RECORDS

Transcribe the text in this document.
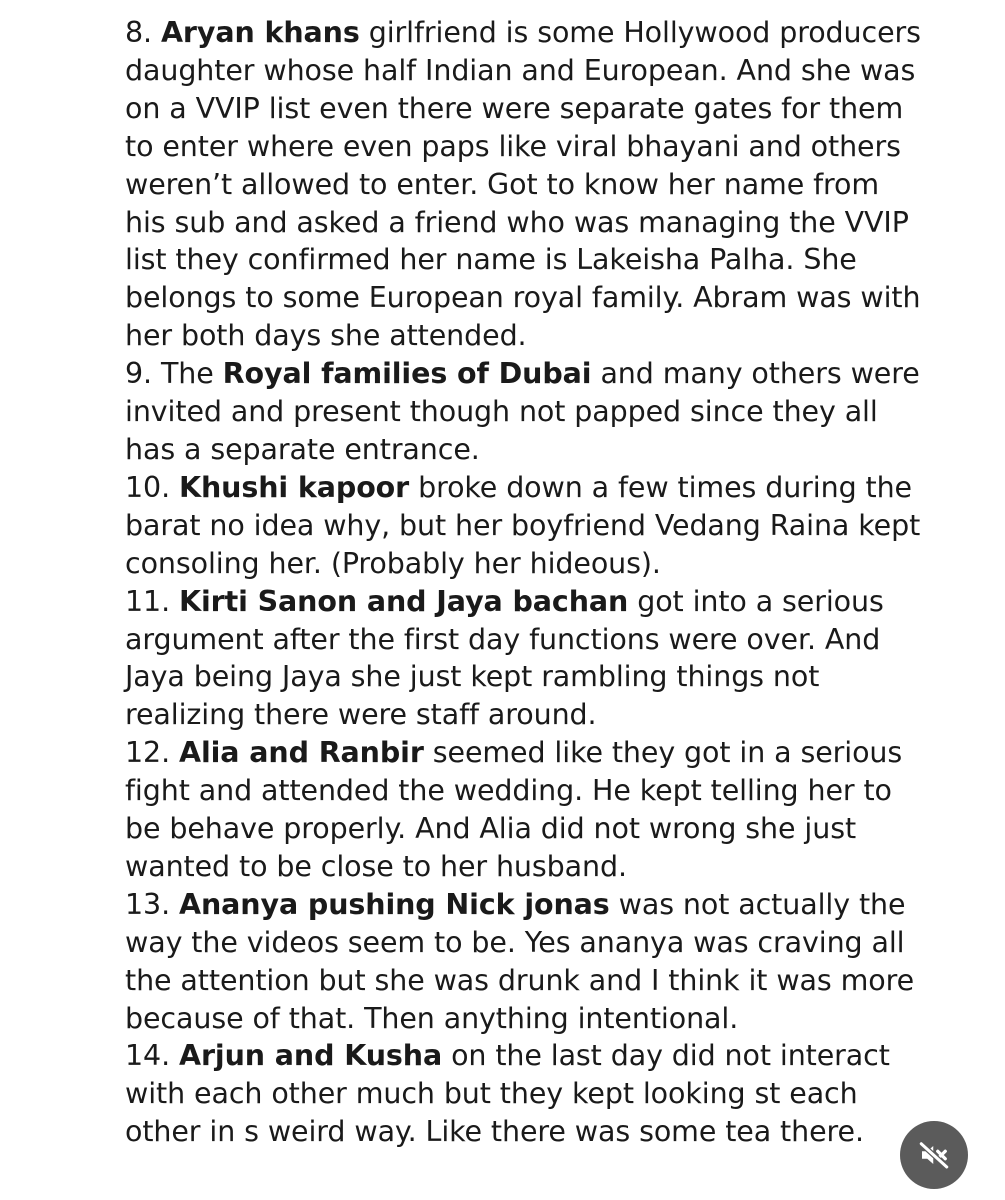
8. Aryan khans girlfriend is some Hollywood producers daughter whose half Indian and European. And she was on a VVIP list even there were separate gates for them to enter where even paps like viral bhayani and others weren’t allowed to enter. Got to know her name from his sub and asked a friend who was managing the VVIP list they confirmed her name is Lakeisha Palha. She belongs to some European royal family. Abram was with her both days she attended.

9. The Royal families of Dubai and many others were invited and present though not papped since they all has a separate entrance.

10. Khushi kapoor broke down a few times during the barat no idea why, but her boyfriend Vedang Raina kept consoling her. (Probably her hideous).

11. Kirti Sanon and Jaya bachan got into a serious argument after the first day functions were over. And Jaya being Jaya she just kept rambling things not realizing there were staff around.

12. Alia and Ranbir seemed like they got in a serious fight and attended the wedding. He kept telling her to be behave properly. And Alia did not wrong she just wanted to be close to her husband.

13. Ananya pushing Nick jonas was not actually the way the videos seem to be. Yes ananya was craving all the attention but she was drunk and I think it was more because of that. Then anything intentional.

14. Arjun and Kusha on the last day did not interact with each other much but they kept looking st each other in s weird way. Like there was some tea there.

DIRECTIONS
Reproduce the entire listing exactly, except for any pictures it contains.

RESULT FOR THIS EXERCISE
Transcribe the text in this document.
8. Aryan khans girlfriend is some Hollywood producers daughter whose half Indian and European. And she was on a VVIP list even there were separate gates for them to enter where even paps like viral bhayani and others weren’t allowed to enter. Got to know her name from his sub and asked a friend who was managing the VVIP list they confirmed her name is Lakeisha Palha. She belongs to some European royal family. Abram was with her both days she attended.

9. The Royal families of Dubai and many others were invited and present though not papped since they all has a separate entrance.

10. Khushi kapoor broke down a few times during the barat no idea why, but her boyfriend Vedang Raina kept consoling her. (Probably her hideous).

11. Kirti Sanon and Jaya bachan got into a serious argument after the first day functions were over. And Jaya being Jaya she just kept rambling things not realizing there were staff around.

12. Alia and Ranbir seemed like they got in a serious fight and attended the wedding. He kept telling her to be behave properly. And Alia did not wrong she just wanted to be close to her husband.

13. Ananya pushing Nick jonas was not actually the way the videos seem to be. Yes ananya was craving all the attention but she was drunk and I think it was more because of that. Then anything intentional.

14. Arjun and Kusha on the last day did not interact with each other much but they kept looking st each other in s weird way. Like there was some tea there.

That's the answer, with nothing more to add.